(Exercise) Each line holding the string "Show" is to be copied from the data.

[Transcribed page data]

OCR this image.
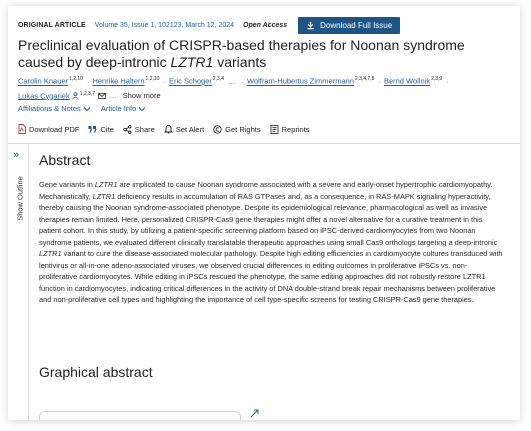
ORIGINAL ARTICLE Volume 35, Issue 1, 102123, March 12, 2024 Open Access	Download Full Issue
Preclinical evaluation of CRISPR-based therapies for Noonan syndrome caused by deep-intronic LZTR1 variants
Carolin Knauer$^{1,2,10}$ · Henrike Haltern$^{1,2,10}$ · Eric Schoger$^{2,3,4}$ … · Wolfram-Hubertus Zimmermann$^{2,3,4,7,8}$ · Bernd Wollnik$^{2,3,9}$ ·
Lukas Cyganek $^{1,2,3,7}$ … Show more
Affiliations & Notes	Article Info
Download PDF	Cite	Share	Set Alert	Get Rights	Reprints
»
Show Outline
Abstract

Gene variants in LZTR1 are implicated to cause Noonan syndrome associated with a severe and early-onset hypertrophic cardiomyopathy. Mechanistically, LZTR1 deficiency results in accumulation of RAS GTPases and, as a consequence, in RAS-MAPK signaling hyperactivity, thereby causing the Noonan syndrome-associated phenotype. Despite its epidemiological relevance, pharmacological as well as invasive therapies remain limited. Here, personalized CRISPR-Cas9 gene therapies might offer a novel alternative for a curative treatment in this patient cohort. In this study, by utilizing a patient-specific screening platform based on iPSC-derived cardiomyocytes from two Noonan syndrome patients, we evaluated different clinically translatable therapeutic approaches using small Cas9 orthologs targeting a deep-intronic LZTR1 variant to cure the disease-associated molecular pathology. Despite high editing efficiencies in cardiomyocyte cultures transduced with lentivirus or all-in-one adeno-associated viruses, we observed crucial differences in editing outcomes in proliferative iPSCs vs. non-proliferative cardiomyocytes. While editing in iPSCs rescued the phenotype, the same editing approaches did not robustly restore LZTR1 function in cardiomyocytes, indicating critical differences in the activity of DNA double-strand break repair mechanisms between proliferative and non-proliferative cell types and highlighting the importance of cell type-specific screens for testing CRISPR-Cas9 gene therapies.

Graphical abstract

(Response below)
Lukas Cyganek $^{1,2,3,7}$ … Show more
Show Outline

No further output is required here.